* **TASK REQUIREMENTS**:
Below is a set of records. Repeat all of them exactly.

========================

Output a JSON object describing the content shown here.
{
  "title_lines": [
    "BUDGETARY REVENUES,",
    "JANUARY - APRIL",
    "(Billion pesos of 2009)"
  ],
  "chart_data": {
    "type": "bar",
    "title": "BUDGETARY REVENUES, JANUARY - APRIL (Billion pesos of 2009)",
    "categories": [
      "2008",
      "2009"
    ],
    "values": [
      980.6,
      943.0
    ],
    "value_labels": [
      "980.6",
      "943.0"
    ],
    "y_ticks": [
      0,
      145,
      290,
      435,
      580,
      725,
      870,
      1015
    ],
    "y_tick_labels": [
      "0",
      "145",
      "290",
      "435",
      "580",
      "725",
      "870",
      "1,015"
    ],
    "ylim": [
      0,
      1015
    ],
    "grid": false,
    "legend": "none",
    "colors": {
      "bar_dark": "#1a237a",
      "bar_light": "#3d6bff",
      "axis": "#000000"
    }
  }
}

========================

* **RESPONSE TO THE TASK**:
Output a JSON object describing the content shown here.
{
  "title_lines": [
    "BUDGETARY REVENUES,",
    "JANUARY - APRIL",
    "(Billion pesos of 2009)"
  ],
  "chart_data": {
    "type": "bar",
    "title": "BUDGETARY REVENUES, JANUARY - APRIL (Billion pesos of 2009)",
    "categories": [
      "2008",
      "2009"
    ],
    "values": [
      980.6,
      943.0
    ],
    "value_labels": [
      "980.6",
      "943.0"
    ],
    "y_ticks": [
      0,
      145,
      290,
      435,
      580,
      725,
      870,
      1015
    ],
    "y_tick_labels": [
      "0",
      "145",
      "290",
      "435",
      "580",
      "725",
      "870",
      "1,015"
    ],
    "ylim": [
      0,
      1015
    ],
    "grid": false,
    "legend": "none",
    "colors": {
      "bar_dark": "#1a237a",
      "bar_light": "#3d6bff",
      "axis": "#000000"
    }
  }
}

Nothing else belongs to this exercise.